Please reproduce every record, keeping each one exactly as written.

-- -- --

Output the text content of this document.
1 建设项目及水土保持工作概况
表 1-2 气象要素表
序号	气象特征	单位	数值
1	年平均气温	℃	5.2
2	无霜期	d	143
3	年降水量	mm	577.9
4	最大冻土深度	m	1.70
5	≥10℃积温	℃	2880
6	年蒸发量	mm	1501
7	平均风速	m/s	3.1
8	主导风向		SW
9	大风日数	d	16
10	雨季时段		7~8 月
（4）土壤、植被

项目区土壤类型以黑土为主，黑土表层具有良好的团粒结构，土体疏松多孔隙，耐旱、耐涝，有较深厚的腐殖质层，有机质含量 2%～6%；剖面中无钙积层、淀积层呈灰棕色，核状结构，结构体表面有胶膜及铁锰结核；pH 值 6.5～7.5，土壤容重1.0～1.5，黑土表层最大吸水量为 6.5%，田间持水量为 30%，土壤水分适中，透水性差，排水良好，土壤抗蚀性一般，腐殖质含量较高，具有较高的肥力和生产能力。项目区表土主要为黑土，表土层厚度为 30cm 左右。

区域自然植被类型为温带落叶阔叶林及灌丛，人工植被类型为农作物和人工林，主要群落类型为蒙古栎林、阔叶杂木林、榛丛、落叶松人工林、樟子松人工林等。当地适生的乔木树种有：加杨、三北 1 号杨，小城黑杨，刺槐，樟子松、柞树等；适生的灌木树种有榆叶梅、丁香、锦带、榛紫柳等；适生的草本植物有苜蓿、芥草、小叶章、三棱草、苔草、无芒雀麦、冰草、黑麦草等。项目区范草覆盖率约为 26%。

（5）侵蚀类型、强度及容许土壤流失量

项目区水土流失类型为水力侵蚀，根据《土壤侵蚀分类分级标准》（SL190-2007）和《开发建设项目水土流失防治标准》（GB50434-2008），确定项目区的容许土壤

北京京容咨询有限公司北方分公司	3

-- -- --

■ Task solution:
Output the text content of this document.
1 建设项目及水土保持工作概况
表 1-2 气象要素表
序号	气象特征	单位	数值
1	年平均气温	℃	5.2
2	无霜期	d	143
3	年降水量	mm	577.9
4	最大冻土深度	m	1.70
5	≥10℃积温	℃	2880
6	年蒸发量	mm	1501
7	平均风速	m/s	3.1
8	主导风向		SW
9	大风日数	d	16
10	雨季时段		7~8 月
（4）土壤、植被

项目区土壤类型以黑土为主，黑土表层具有良好的团粒结构，土体疏松多孔隙，耐旱、耐涝，有较深厚的腐殖质层，有机质含量 2%～6%；剖面中无钙积层、淀积层呈灰棕色，核状结构，结构体表面有胶膜及铁锰结核；pH 值 6.5～7.5，土壤容重1.0～1.5，黑土表层最大吸水量为 6.5%，田间持水量为 30%，土壤水分适中，透水性差，排水良好，土壤抗蚀性一般，腐殖质含量较高，具有较高的肥力和生产能力。项目区表土主要为黑土，表土层厚度为 30cm 左右。

区域自然植被类型为温带落叶阔叶林及灌丛，人工植被类型为农作物和人工林，主要群落类型为蒙古栎林、阔叶杂木林、榛丛、落叶松人工林、樟子松人工林等。当地适生的乔木树种有：加杨、三北 1 号杨，小城黑杨，刺槐，樟子松、柞树等；适生的灌木树种有榆叶梅、丁香、锦带、榛紫柳等；适生的草本植物有苜蓿、芥草、小叶章、三棱草、苔草、无芒雀麦、冰草、黑麦草等。项目区范草覆盖率约为 26%。

（5）侵蚀类型、强度及容许土壤流失量

项目区水土流失类型为水力侵蚀，根据《土壤侵蚀分类分级标准》（SL190-2007）和《开发建设项目水土流失防治标准》（GB50434-2008），确定项目区的容许土壤

北京京容咨询有限公司北方分公司	3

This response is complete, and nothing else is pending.